### [Stated problem 1]
List every architectural style named in the Mount Pleasant City Hall text.
### [Stated problem 2]
In the rows, recast the lines running from the line with "idc-logo: IDC — [16, 12, 143, 64]" to the line with "legend-swatch-consumer — [234, 461, 268, 474]" as a JSON list of strings, one string per line.

### [Text passage]

☆ ☆ ☆ ☆ ☆

Mount Pleasant City Hall is the official seat of government of the city of Mount Pleasant, Iowa, United States.

From 1936 through 2016, Mount Pleasant City Hall was located at 220 W. Monroe Street, in a building listed on the National Register of Historic Places. This 1½-story stone structure was designed by Burlington, Iowa architect William Weibley, and constructed by local builder K.A. Bergdahl. It is an eclectic combination of Colonial Revival styles. For the most part it reflects Georgian Revival aesthetics with its symmetrical facade and the pilasters that flank the main entrance. The stepped ends of the gable roof and the projecting gable above the main entrance reflect the Dutch Revival influence. The random ashlar stone used in its construction was salvaged from the Seeley Memorial YMCA-high school that was destroyed in a 1932 fire. The city hall's construction in 1936 was a Works Progress Administration project. The east wing, which has been altered from its original appearance, originally housed the city's police and fire departments before they moved to their own buildings. City hall was listed on the National Register of Historic Places in 1991.

In 2016, Mount Pleasant City Hall relocated to 306 E. Monroe Street, about 5 blocks east of its previous location. It has been located there ever since, in a building that previously functioned as the Mount Pleasant High School, and which now also contains the Mount Pleasant Public Library. The original building at 220 W. Monroe Street is now under private ownership.

☆ ☆ ☆ ☆ ☆

### [Source records]
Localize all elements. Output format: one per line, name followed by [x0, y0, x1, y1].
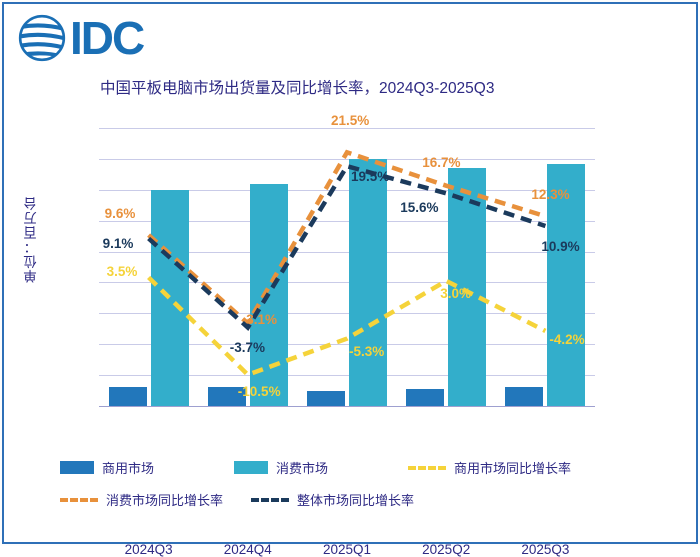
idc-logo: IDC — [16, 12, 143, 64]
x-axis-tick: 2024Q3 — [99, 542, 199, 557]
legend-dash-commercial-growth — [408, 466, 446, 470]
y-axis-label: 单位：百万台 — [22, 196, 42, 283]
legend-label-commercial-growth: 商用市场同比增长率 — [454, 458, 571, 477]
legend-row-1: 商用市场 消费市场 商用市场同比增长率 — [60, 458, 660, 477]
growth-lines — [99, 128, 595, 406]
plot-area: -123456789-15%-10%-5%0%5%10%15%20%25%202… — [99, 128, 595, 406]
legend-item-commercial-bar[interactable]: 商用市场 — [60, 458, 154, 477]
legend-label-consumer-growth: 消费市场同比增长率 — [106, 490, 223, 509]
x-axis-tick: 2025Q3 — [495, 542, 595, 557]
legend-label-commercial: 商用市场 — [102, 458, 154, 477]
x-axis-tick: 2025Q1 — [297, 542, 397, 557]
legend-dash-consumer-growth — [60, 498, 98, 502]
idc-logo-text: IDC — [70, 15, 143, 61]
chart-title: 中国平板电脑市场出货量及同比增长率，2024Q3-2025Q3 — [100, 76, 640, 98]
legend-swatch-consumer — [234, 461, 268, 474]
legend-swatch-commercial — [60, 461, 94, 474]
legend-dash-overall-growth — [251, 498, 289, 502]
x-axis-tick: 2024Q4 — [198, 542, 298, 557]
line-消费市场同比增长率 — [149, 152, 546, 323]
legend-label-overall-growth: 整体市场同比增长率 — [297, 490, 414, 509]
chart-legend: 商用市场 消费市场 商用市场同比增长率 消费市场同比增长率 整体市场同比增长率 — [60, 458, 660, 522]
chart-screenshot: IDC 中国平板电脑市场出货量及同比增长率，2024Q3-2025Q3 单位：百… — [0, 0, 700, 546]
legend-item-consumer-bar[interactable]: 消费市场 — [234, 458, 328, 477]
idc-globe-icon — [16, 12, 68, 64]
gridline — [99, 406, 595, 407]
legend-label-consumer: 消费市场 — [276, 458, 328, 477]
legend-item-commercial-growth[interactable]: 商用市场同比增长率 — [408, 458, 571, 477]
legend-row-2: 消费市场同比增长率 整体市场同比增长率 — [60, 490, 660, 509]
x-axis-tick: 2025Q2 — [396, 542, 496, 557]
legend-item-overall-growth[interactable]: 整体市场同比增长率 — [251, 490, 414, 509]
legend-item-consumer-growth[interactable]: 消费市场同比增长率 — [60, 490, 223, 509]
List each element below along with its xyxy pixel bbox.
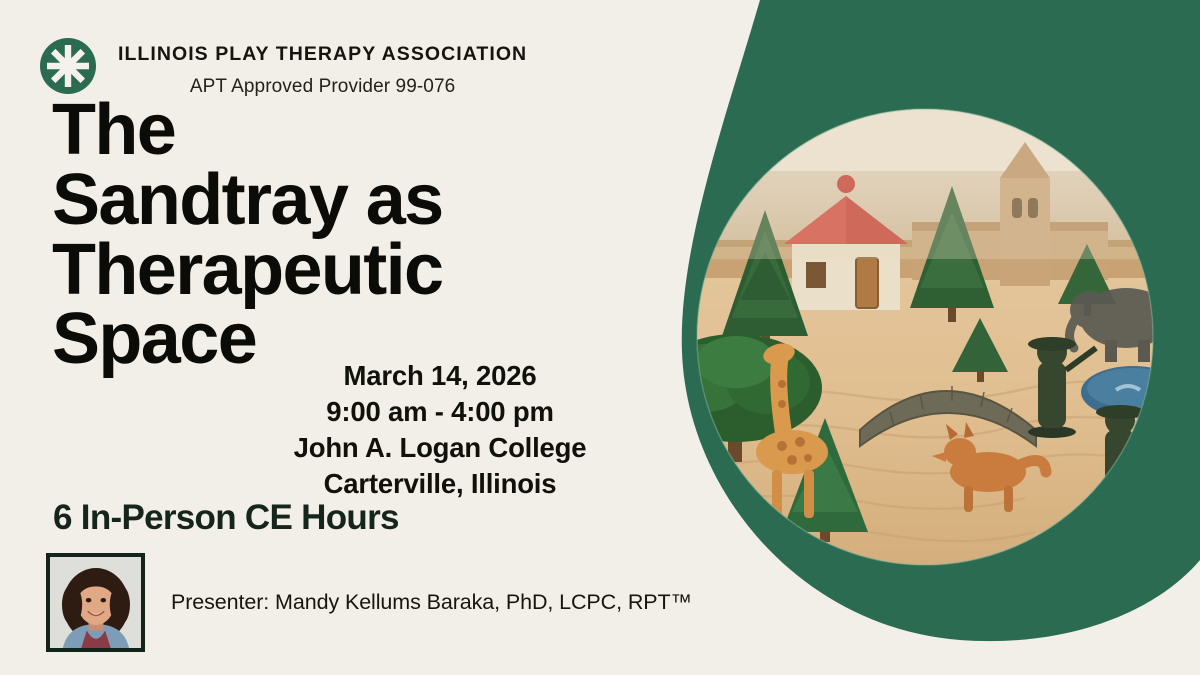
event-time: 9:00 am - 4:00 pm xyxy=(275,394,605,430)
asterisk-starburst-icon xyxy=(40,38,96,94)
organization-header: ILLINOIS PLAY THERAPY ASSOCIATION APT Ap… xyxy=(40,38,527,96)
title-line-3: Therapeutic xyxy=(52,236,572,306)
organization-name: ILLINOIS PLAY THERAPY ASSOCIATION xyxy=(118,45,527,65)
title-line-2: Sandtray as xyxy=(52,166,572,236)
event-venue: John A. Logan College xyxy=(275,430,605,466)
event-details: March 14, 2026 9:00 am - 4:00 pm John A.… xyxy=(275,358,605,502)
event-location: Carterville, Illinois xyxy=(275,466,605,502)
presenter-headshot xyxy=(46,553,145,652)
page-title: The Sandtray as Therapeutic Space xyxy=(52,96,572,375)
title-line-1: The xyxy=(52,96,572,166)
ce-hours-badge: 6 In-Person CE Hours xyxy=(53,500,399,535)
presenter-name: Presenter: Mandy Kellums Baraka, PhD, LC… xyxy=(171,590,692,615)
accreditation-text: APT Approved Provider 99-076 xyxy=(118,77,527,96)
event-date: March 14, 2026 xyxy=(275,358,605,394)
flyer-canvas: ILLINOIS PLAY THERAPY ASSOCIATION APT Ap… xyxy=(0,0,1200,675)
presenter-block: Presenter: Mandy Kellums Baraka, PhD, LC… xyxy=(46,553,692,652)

☆ ☆ ☆ ☆ ☆

### [Complete output 1]
- Colonial Revival
- Georgian Revival
- Dutch Revival

### [Complete output 2]
[
  "idc-logo: IDC — [16, 12, 143, 64]",
  "x-axis-tick: 2024Q3 — [99, 542, 199, 557]",
  "legend-dash-commercial-growth — [408, 466, 446, 470]",
  "y-axis-label: 单位：百万台 — [22, 196, 42, 283]",
  "legend-label-commercial-growth: 商用市场同比增长率 — [454, 458, 571, 477]",
  "legend-row-1: 商用市场 消费市场 商用市场同比增长率 — [60, 458, 660, 477]",
  "growth-lines — [99, 128, 595, 406]",
  "plot-area: -123456789-15%-10%-5%0%5%10%15%20%25%202… — [99, 128, 595, 406]",
  "legend-item-commercial-bar[interactable]: 商用市场 — [60, 458, 154, 477]",
  "legend-label-consumer-growth: 消费市场同比增长率 — [106, 490, 223, 509]",
  "x-axis-tick: 2025Q3 — [495, 542, 595, 557]",
  "legend-label-commercial: 商用市场 — [102, 458, 154, 477]",
  "x-axis-tick: 2025Q1 — [297, 542, 397, 557]",
  "legend-dash-consumer-growth — [60, 498, 98, 502]",
  "idc-logo-text: IDC — [70, 15, 143, 61]",
  "chart-title: 中国平板电脑市场出货量及同比增长率，2024Q3-2025Q3 — [100, 76, 640, 98]",
  "legend-swatch-consumer — [234, 461, 268, 474]"
]